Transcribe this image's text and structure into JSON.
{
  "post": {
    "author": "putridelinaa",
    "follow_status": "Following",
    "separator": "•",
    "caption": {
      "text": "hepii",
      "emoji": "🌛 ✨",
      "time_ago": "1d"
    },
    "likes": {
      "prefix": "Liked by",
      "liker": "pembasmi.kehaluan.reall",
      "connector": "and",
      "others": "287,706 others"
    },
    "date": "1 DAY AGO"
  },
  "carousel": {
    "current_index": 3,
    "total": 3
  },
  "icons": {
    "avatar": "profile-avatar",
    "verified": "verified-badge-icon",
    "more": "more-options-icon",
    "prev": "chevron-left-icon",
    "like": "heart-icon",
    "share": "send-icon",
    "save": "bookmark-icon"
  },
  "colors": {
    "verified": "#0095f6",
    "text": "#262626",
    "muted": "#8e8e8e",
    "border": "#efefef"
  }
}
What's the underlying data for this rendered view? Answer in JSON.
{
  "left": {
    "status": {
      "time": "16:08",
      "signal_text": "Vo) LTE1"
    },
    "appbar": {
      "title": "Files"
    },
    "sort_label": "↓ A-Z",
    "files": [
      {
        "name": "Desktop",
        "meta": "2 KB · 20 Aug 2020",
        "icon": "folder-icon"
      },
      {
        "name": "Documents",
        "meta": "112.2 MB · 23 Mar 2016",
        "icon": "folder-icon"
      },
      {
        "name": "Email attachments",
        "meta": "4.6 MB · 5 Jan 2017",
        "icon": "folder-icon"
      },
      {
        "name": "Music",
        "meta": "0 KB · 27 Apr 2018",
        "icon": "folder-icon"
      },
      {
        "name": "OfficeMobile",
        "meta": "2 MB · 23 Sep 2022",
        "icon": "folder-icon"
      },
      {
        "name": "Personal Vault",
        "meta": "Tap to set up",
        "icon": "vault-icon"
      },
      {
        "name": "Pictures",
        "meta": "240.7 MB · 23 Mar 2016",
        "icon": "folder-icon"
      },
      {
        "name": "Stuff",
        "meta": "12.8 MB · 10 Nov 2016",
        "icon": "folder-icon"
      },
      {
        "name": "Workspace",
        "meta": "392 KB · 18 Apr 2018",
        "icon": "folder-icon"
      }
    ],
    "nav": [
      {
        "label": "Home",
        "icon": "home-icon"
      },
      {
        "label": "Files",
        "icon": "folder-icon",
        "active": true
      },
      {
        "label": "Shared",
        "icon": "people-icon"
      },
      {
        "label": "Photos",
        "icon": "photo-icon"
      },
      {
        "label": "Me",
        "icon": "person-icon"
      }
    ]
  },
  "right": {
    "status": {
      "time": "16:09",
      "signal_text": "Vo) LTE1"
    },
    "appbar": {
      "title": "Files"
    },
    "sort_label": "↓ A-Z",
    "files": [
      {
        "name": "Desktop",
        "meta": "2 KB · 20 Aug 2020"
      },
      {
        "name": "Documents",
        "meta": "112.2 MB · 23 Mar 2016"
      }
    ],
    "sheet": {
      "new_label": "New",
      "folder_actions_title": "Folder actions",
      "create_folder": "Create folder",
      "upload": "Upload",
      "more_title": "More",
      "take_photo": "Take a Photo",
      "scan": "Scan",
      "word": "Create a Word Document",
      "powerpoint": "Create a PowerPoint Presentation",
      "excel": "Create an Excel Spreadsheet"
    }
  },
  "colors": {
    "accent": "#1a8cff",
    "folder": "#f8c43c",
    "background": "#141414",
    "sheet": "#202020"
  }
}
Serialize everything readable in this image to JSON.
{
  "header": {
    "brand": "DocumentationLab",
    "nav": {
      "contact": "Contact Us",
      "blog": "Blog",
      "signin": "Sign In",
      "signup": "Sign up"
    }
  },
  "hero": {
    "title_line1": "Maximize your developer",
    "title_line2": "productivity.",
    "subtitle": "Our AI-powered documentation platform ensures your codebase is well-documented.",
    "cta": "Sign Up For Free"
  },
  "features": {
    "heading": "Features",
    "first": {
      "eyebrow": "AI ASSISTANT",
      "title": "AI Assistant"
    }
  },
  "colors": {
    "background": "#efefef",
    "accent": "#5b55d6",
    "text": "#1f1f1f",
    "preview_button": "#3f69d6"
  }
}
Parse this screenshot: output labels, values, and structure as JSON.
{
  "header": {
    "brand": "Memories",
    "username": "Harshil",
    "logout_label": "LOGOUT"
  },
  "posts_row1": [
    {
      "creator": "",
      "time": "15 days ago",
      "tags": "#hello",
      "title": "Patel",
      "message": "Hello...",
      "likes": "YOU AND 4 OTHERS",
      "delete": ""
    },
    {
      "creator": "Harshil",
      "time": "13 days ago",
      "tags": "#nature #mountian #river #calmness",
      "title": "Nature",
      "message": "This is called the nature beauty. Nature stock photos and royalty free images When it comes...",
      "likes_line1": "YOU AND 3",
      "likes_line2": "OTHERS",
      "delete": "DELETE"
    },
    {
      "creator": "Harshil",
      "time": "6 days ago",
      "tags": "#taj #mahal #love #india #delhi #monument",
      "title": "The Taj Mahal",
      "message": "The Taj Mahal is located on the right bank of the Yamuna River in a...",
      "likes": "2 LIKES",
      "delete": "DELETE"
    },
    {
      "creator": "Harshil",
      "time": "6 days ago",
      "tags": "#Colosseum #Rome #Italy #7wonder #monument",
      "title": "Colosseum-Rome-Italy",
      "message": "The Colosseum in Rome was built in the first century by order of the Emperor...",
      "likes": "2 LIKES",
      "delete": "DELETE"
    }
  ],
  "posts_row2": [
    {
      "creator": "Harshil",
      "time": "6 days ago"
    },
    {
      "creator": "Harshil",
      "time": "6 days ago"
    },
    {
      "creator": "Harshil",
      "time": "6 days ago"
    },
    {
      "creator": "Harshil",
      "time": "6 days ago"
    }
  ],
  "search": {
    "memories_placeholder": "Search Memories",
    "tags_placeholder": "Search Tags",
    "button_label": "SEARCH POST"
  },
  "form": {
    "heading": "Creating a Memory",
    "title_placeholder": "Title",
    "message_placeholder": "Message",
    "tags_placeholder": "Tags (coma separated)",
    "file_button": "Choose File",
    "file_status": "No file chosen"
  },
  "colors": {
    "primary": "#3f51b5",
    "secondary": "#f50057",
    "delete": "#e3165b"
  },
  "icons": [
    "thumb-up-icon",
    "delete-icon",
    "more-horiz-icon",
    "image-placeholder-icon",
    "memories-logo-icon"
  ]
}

++++++++

Go through the data and return every record exactly.

Transcribe this image's text and structure into JSON.
{
  "post": {
    "author": "putridelinaa",
    "follow_status": "Following",
    "separator": "•",
    "caption": {
      "text": "hepii",
      "emoji": "🌛 ✨",
      "time_ago": "1d"
    },
    "likes": {
      "prefix": "Liked by",
      "liker": "pembasmi.kehaluan.reall",
      "connector": "and",
      "others": "287,706 others"
    },
    "date": "1 DAY AGO"
  },
  "carousel": {
    "current_index": 3,
    "total": 3
  },
  "icons": {
    "avatar": "profile-avatar",
    "verified": "verified-badge-icon",
    "more": "more-options-icon",
    "prev": "chevron-left-icon",
    "like": "heart-icon",
    "share": "send-icon",
    "save": "bookmark-icon"
  },
  "colors": {
    "verified": "#0095f6",
    "text": "#262626",
    "muted": "#8e8e8e",
    "border": "#efefef"
  }
}
What's the underlying data for this rendered view? Answer in JSON.
{
  "left": {
    "status": {
      "time": "16:08",
      "signal_text": "Vo) LTE1"
    },
    "appbar": {
      "title": "Files"
    },
    "sort_label": "↓ A-Z",
    "files": [
      {
        "name": "Desktop",
        "meta": "2 KB · 20 Aug 2020",
        "icon": "folder-icon"
      },
      {
        "name": "Documents",
        "meta": "112.2 MB · 23 Mar 2016",
        "icon": "folder-icon"
      },
      {
        "name": "Email attachments",
        "meta": "4.6 MB · 5 Jan 2017",
        "icon": "folder-icon"
      },
      {
        "name": "Music",
        "meta": "0 KB · 27 Apr 2018",
        "icon": "folder-icon"
      },
      {
        "name": "OfficeMobile",
        "meta": "2 MB · 23 Sep 2022",
        "icon": "folder-icon"
      },
      {
        "name": "Personal Vault",
        "meta": "Tap to set up",
        "icon": "vault-icon"
      },
      {
        "name": "Pictures",
        "meta": "240.7 MB · 23 Mar 2016",
        "icon": "folder-icon"
      },
      {
        "name": "Stuff",
        "meta": "12.8 MB · 10 Nov 2016",
        "icon": "folder-icon"
      },
      {
        "name": "Workspace",
        "meta": "392 KB · 18 Apr 2018",
        "icon": "folder-icon"
      }
    ],
    "nav": [
      {
        "label": "Home",
        "icon": "home-icon"
      },
      {
        "label": "Files",
        "icon": "folder-icon",
        "active": true
      },
      {
        "label": "Shared",
        "icon": "people-icon"
      },
      {
        "label": "Photos",
        "icon": "photo-icon"
      },
      {
        "label": "Me",
        "icon": "person-icon"
      }
    ]
  },
  "right": {
    "status": {
      "time": "16:09",
      "signal_text": "Vo) LTE1"
    },
    "appbar": {
      "title": "Files"
    },
    "sort_label": "↓ A-Z",
    "files": [
      {
        "name": "Desktop",
        "meta": "2 KB · 20 Aug 2020"
      },
      {
        "name": "Documents",
        "meta": "112.2 MB · 23 Mar 2016"
      }
    ],
    "sheet": {
      "new_label": "New",
      "folder_actions_title": "Folder actions",
      "create_folder": "Create folder",
      "upload": "Upload",
      "more_title": "More",
      "take_photo": "Take a Photo",
      "scan": "Scan",
      "word": "Create a Word Document",
      "powerpoint": "Create a PowerPoint Presentation",
      "excel": "Create an Excel Spreadsheet"
    }
  },
  "colors": {
    "accent": "#1a8cff",
    "folder": "#f8c43c",
    "background": "#141414",
    "sheet": "#202020"
  }
}
Serialize everything readable in this image to JSON.
{
  "header": {
    "brand": "DocumentationLab",
    "nav": {
      "contact": "Contact Us",
      "blog": "Blog",
      "signin": "Sign In",
      "signup": "Sign up"
    }
  },
  "hero": {
    "title_line1": "Maximize your developer",
    "title_line2": "productivity.",
    "subtitle": "Our AI-powered documentation platform ensures your codebase is well-documented.",
    "cta": "Sign Up For Free"
  },
  "features": {
    "heading": "Features",
    "first": {
      "eyebrow": "AI ASSISTANT",
      "title": "AI Assistant"
    }
  },
  "colors": {
    "background": "#efefef",
    "accent": "#5b55d6",
    "text": "#1f1f1f",
    "preview_button": "#3f69d6"
  }
}
Parse this screenshot: output labels, values, and structure as JSON.
{
  "header": {
    "brand": "Memories",
    "username": "Harshil",
    "logout_label": "LOGOUT"
  },
  "posts_row1": [
    {
      "creator": "",
      "time": "15 days ago",
      "tags": "#hello",
      "title": "Patel",
      "message": "Hello...",
      "likes": "YOU AND 4 OTHERS",
      "delete": ""
    },
    {
      "creator": "Harshil",
      "time": "13 days ago",
      "tags": "#nature #mountian #river #calmness",
      "title": "Nature",
      "message": "This is called the nature beauty. Nature stock photos and royalty free images When it comes...",
      "likes_line1": "YOU AND 3",
      "likes_line2": "OTHERS",
      "delete": "DELETE"
    },
    {
      "creator": "Harshil",
      "time": "6 days ago",
      "tags": "#taj #mahal #love #india #delhi #monument",
      "title": "The Taj Mahal",
      "message": "The Taj Mahal is located on the right bank of the Yamuna River in a...",
      "likes": "2 LIKES",
      "delete": "DELETE"
    },
    {
      "creator": "Harshil",
      "time": "6 days ago",
      "tags": "#Colosseum #Rome #Italy #7wonder #monument",
      "title": "Colosseum-Rome-Italy",
      "message": "The Colosseum in Rome was built in the first century by order of the Emperor...",
      "likes": "2 LIKES",
      "delete": "DELETE"
    }
  ],
  "posts_row2": [
    {
      "creator": "Harshil",
      "time": "6 days ago"
    },
    {
      "creator": "Harshil",
      "time": "6 days ago"
    },
    {
      "creator": "Harshil",
      "time": "6 days ago"
    },
    {
      "creator": "Harshil",
      "time": "6 days ago"
    }
  ],
  "search": {
    "memories_placeholder": "Search Memories",
    "tags_placeholder": "Search Tags",
    "button_label": "SEARCH POST"
  },
  "form": {
    "heading": "Creating a Memory",
    "title_placeholder": "Title",
    "message_placeholder": "Message",
    "tags_placeholder": "Tags (coma separated)",
    "file_button": "Choose File",
    "file_status": "No file chosen"
  },
  "colors": {
    "primary": "#3f51b5",
    "secondary": "#f50057",
    "delete": "#e3165b"
  },
  "icons": [
    "thumb-up-icon",
    "delete-icon",
    "more-horiz-icon",
    "image-placeholder-icon",
    "memories-logo-icon"
  ]
}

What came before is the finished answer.